** Objective **
Return the lines of the listing unchanged, beginning at the line that has "Localize all elements." and stopping after the line that has "Text: O: O [118,81,128,94]". Leave the pictures out.
## Begin Input for this task
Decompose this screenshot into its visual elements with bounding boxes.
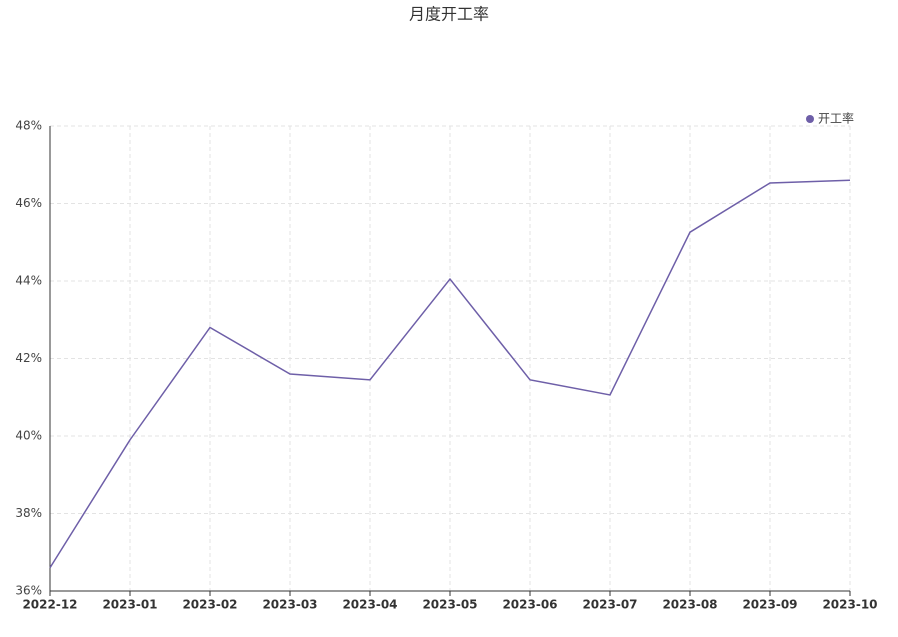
- x-tick-label: 2023-08: [662, 598, 717, 612]
- y-tick-label: 42%: [15, 351, 42, 365]
- series-line: [49, 179, 851, 569]
- x-tick-label: 2023-02: [182, 598, 237, 612]
- x-tick-label: 2023-03: [262, 598, 317, 612]
- x-tick-label: 2023-05: [422, 598, 477, 612]
- x-tick-label: 2023-07: [582, 598, 637, 612]
- y-tick-label: 40%: [15, 429, 42, 443]
- x-tick-label: 2023-01: [102, 598, 157, 612]
- x-tick-label: 2023-09: [742, 598, 797, 612]
- legend-marker: [806, 115, 814, 123]
- y-tick-label: 36%: [15, 584, 42, 598]
- legend-label: 开工率: [818, 111, 854, 126]
- x-tick-label: 2022-12: [22, 598, 77, 612]
- y-tick-label: 46%: [15, 196, 42, 210]
- chart-title: 月度开工率: [409, 5, 489, 24]
- x-tick-label: 2023-10: [822, 598, 877, 612]
- y-tick-label: 48%: [15, 119, 42, 133]
- x-tick-label: 2023-04: [342, 598, 397, 612]
- y-tick-label: 38%: [15, 506, 42, 520]
- y-tick-label: 44%: [15, 274, 42, 288]
- x-tick-label: 2023-06: [502, 598, 557, 612]
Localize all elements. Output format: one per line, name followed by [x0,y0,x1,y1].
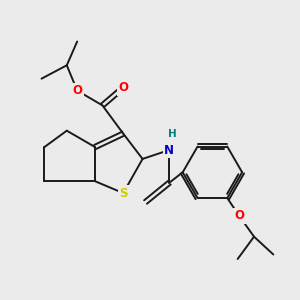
Text: N: N [164,143,174,157]
Text: S: S [119,187,128,200]
Text: O: O [72,84,82,97]
Text: O: O [234,209,244,222]
Text: H: H [168,129,177,139]
Text: O: O [118,81,128,94]
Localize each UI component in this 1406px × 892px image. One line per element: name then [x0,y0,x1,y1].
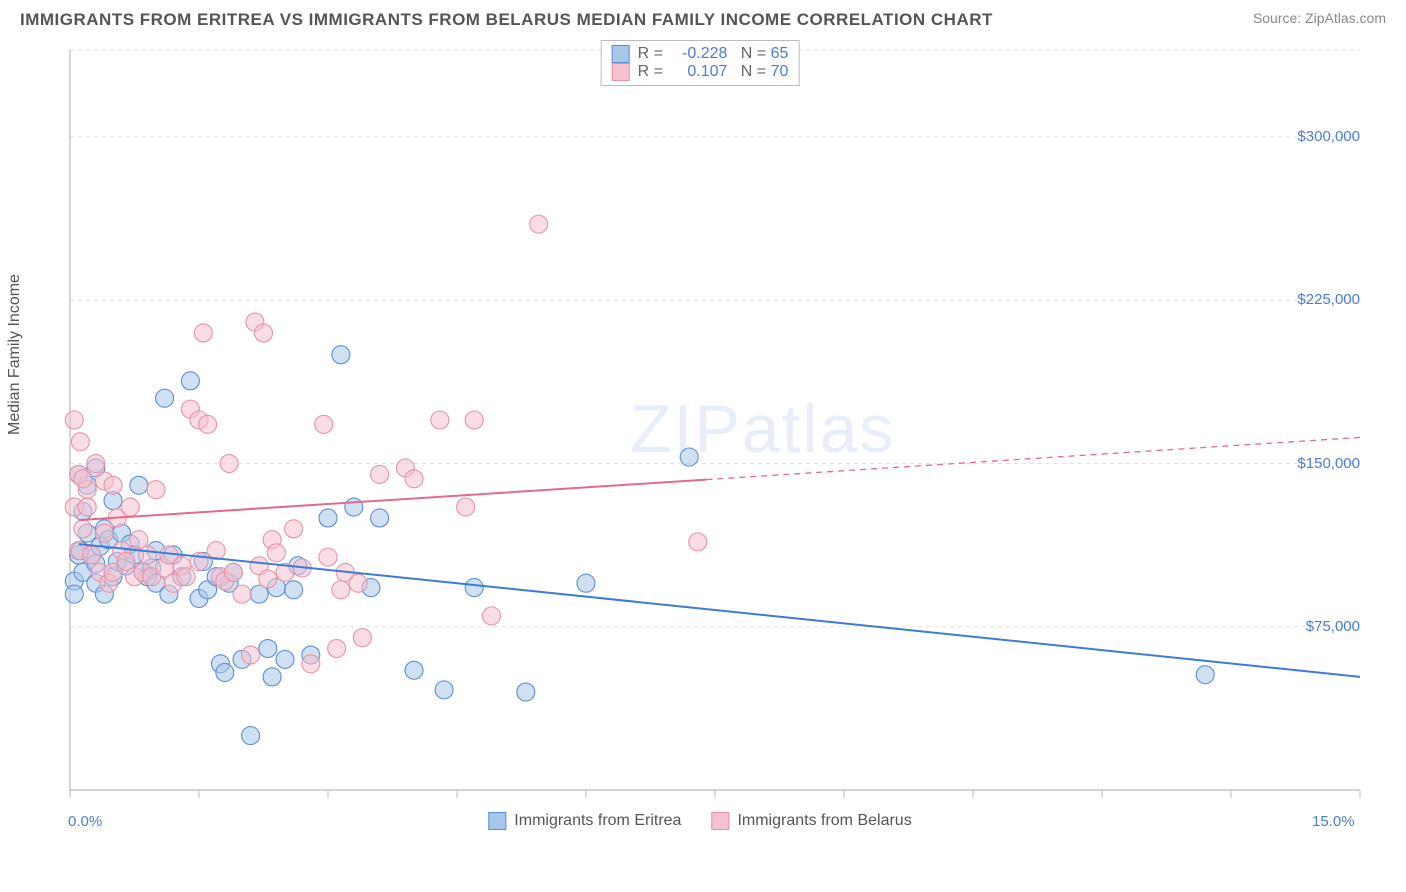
## End Input for this task
** Full answer **
Localize all elements. Output format: one per line, name followed by [x0,y0,x1,y1].
Text: N: N [164,143,174,157]
Text: S: S [119,187,128,200]
Text: O: O [72,84,82,97]
Text: O: O [234,209,244,222]
Text: H: H [168,129,177,139]
Text: O: O [118,81,128,94]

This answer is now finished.